**Requirements:**
Extract every line of the material that holds the string "object".

Records from a collection:
● ● ● ● ● ● ●
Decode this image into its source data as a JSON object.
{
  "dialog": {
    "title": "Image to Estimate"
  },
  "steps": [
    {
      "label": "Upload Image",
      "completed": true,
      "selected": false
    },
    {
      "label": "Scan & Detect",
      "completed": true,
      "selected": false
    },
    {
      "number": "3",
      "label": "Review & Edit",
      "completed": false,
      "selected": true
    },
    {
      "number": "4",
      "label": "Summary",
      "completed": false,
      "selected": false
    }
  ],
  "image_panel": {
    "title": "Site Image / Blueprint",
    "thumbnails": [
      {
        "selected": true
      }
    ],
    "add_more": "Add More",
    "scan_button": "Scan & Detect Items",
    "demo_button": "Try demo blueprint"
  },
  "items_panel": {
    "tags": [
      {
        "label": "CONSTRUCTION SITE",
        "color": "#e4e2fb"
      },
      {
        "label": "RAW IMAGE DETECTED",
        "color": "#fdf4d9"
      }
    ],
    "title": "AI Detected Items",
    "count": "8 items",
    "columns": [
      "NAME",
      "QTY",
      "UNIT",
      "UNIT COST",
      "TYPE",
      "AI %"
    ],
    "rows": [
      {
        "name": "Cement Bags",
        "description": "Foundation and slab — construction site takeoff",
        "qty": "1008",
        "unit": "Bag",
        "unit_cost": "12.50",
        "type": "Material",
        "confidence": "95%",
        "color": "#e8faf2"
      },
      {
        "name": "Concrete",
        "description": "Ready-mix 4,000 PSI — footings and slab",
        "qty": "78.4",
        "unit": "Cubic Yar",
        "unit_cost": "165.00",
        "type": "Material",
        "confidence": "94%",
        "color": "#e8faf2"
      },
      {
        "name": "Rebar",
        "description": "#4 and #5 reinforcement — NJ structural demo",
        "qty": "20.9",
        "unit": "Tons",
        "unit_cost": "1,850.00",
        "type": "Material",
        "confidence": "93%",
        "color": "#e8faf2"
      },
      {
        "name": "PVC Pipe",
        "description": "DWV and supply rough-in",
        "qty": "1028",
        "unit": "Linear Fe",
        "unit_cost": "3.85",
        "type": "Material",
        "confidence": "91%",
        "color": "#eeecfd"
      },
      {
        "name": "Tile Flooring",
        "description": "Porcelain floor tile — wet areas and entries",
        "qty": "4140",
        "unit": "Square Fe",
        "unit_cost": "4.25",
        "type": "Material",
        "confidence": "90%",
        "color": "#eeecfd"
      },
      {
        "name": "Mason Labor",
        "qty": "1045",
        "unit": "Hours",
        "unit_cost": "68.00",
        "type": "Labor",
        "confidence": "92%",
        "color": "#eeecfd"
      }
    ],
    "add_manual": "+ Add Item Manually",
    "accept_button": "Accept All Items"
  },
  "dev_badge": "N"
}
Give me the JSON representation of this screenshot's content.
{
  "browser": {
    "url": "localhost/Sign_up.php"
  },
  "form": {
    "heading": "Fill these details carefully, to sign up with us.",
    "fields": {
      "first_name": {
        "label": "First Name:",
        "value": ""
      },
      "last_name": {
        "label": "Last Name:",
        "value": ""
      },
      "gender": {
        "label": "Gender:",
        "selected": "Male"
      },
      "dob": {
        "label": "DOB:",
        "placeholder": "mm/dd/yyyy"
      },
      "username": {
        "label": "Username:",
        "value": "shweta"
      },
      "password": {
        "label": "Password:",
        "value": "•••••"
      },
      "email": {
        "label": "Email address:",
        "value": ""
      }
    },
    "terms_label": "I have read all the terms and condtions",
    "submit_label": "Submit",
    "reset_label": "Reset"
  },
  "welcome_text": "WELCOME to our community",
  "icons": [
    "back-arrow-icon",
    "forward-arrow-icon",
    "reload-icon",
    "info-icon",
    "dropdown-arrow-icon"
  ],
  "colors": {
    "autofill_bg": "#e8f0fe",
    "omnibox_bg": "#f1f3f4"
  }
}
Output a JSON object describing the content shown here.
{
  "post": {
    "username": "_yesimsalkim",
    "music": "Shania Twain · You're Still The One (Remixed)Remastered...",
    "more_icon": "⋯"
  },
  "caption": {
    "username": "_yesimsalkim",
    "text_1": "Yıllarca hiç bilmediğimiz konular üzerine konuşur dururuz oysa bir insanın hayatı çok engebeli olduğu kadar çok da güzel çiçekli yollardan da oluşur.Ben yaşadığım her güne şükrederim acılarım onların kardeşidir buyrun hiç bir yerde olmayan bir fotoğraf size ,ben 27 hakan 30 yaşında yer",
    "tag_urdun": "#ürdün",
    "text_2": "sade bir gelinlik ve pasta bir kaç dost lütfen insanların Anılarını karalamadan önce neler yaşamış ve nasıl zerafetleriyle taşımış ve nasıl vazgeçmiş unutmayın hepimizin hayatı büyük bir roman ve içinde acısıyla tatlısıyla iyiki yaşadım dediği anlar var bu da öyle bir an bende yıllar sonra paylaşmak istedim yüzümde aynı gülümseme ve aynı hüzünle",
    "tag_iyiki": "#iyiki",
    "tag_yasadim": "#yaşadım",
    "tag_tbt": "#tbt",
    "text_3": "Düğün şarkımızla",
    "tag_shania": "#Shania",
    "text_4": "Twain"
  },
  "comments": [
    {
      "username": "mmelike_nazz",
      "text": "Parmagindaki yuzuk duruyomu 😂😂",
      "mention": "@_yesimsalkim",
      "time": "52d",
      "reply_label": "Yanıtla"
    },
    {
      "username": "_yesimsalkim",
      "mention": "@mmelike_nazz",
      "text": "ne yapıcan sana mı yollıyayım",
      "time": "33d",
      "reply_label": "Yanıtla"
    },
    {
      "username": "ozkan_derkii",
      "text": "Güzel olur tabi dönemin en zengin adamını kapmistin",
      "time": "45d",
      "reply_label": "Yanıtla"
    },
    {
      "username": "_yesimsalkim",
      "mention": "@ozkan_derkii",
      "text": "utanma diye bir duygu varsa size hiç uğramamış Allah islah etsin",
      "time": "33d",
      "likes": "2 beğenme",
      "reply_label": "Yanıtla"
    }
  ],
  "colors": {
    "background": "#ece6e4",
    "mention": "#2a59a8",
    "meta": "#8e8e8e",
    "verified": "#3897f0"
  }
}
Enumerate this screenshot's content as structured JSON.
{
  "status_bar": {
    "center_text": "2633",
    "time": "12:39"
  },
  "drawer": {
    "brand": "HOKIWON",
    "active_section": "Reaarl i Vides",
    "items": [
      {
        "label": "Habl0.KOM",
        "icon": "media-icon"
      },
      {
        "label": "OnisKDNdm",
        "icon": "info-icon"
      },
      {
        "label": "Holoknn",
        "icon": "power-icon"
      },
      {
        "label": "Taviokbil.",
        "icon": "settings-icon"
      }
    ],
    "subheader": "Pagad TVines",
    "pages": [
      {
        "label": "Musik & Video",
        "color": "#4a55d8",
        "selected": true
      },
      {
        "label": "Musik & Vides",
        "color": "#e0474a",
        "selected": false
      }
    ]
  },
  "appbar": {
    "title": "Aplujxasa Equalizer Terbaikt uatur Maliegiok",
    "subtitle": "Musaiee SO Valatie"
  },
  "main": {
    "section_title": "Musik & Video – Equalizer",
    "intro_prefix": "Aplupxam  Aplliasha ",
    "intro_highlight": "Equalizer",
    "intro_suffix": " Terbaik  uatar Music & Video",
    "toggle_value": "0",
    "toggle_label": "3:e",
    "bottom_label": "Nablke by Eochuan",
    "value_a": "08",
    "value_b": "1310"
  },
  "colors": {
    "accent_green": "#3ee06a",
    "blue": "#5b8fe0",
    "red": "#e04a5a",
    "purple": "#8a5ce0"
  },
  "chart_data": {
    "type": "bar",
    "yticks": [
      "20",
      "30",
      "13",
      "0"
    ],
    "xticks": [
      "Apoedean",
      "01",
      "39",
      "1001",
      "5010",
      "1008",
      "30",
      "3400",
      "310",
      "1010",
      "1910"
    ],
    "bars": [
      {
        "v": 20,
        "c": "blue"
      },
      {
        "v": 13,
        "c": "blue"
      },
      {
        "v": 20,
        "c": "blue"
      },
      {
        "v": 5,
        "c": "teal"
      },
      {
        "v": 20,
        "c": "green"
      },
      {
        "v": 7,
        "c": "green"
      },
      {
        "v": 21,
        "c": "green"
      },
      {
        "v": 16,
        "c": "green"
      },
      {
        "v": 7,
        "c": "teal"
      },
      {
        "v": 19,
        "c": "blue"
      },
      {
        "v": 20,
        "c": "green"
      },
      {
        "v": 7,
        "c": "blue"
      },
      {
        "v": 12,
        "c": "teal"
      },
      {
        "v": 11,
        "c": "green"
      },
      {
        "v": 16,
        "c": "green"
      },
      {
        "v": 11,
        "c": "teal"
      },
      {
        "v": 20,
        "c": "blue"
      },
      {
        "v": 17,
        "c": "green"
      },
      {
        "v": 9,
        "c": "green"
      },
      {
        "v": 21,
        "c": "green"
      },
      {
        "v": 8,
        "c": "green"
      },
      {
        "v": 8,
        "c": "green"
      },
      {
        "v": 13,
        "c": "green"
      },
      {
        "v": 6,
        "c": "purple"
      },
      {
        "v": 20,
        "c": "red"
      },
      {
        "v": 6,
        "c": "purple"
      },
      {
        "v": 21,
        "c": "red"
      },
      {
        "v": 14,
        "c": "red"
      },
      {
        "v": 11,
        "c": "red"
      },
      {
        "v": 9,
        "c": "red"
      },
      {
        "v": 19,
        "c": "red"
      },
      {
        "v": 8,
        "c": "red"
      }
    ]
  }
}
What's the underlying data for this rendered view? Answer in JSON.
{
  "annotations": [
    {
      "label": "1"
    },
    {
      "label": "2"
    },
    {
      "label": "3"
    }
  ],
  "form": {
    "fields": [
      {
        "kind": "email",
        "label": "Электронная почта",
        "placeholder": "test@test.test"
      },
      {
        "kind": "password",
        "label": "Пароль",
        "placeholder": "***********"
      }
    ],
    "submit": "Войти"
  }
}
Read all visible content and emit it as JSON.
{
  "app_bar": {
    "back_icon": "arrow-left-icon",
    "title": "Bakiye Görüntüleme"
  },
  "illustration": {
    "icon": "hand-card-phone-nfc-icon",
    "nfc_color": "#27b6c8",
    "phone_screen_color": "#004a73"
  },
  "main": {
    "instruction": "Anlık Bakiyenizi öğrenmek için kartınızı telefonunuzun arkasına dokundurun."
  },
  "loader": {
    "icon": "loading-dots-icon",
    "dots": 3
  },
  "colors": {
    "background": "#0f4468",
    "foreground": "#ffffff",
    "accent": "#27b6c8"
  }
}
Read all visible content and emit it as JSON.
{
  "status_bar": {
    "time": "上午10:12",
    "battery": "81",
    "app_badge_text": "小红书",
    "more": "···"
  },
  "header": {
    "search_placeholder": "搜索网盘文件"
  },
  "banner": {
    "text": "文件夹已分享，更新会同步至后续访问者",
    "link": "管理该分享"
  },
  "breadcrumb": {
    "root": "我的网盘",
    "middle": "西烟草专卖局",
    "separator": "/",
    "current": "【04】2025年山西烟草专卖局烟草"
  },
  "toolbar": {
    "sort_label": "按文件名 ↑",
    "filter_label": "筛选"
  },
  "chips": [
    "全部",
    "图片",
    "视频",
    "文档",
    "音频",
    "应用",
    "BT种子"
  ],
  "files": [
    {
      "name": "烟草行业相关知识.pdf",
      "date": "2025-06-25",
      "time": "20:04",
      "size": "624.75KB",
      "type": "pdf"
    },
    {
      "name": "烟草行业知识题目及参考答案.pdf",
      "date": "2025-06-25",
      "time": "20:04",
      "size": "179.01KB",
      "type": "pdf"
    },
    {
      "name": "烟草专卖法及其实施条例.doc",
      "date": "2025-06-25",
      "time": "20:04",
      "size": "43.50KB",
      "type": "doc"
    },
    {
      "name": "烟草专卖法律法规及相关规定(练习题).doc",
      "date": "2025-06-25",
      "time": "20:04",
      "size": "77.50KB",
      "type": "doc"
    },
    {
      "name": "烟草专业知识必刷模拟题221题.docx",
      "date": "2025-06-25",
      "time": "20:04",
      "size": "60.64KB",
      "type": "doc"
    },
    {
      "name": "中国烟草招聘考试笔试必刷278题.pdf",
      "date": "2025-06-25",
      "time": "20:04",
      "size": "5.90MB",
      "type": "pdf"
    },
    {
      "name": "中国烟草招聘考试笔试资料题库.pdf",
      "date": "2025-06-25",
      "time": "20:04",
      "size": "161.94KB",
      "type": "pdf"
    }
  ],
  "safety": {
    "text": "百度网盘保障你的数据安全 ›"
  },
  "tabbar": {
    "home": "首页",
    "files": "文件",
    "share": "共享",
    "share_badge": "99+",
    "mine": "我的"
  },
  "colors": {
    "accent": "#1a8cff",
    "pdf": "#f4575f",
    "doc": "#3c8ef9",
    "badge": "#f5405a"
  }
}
● ● ● ● ● ● ●
**Task answer:**
Decode this image into its source data as a JSON object.
Output a JSON object describing the content shown here.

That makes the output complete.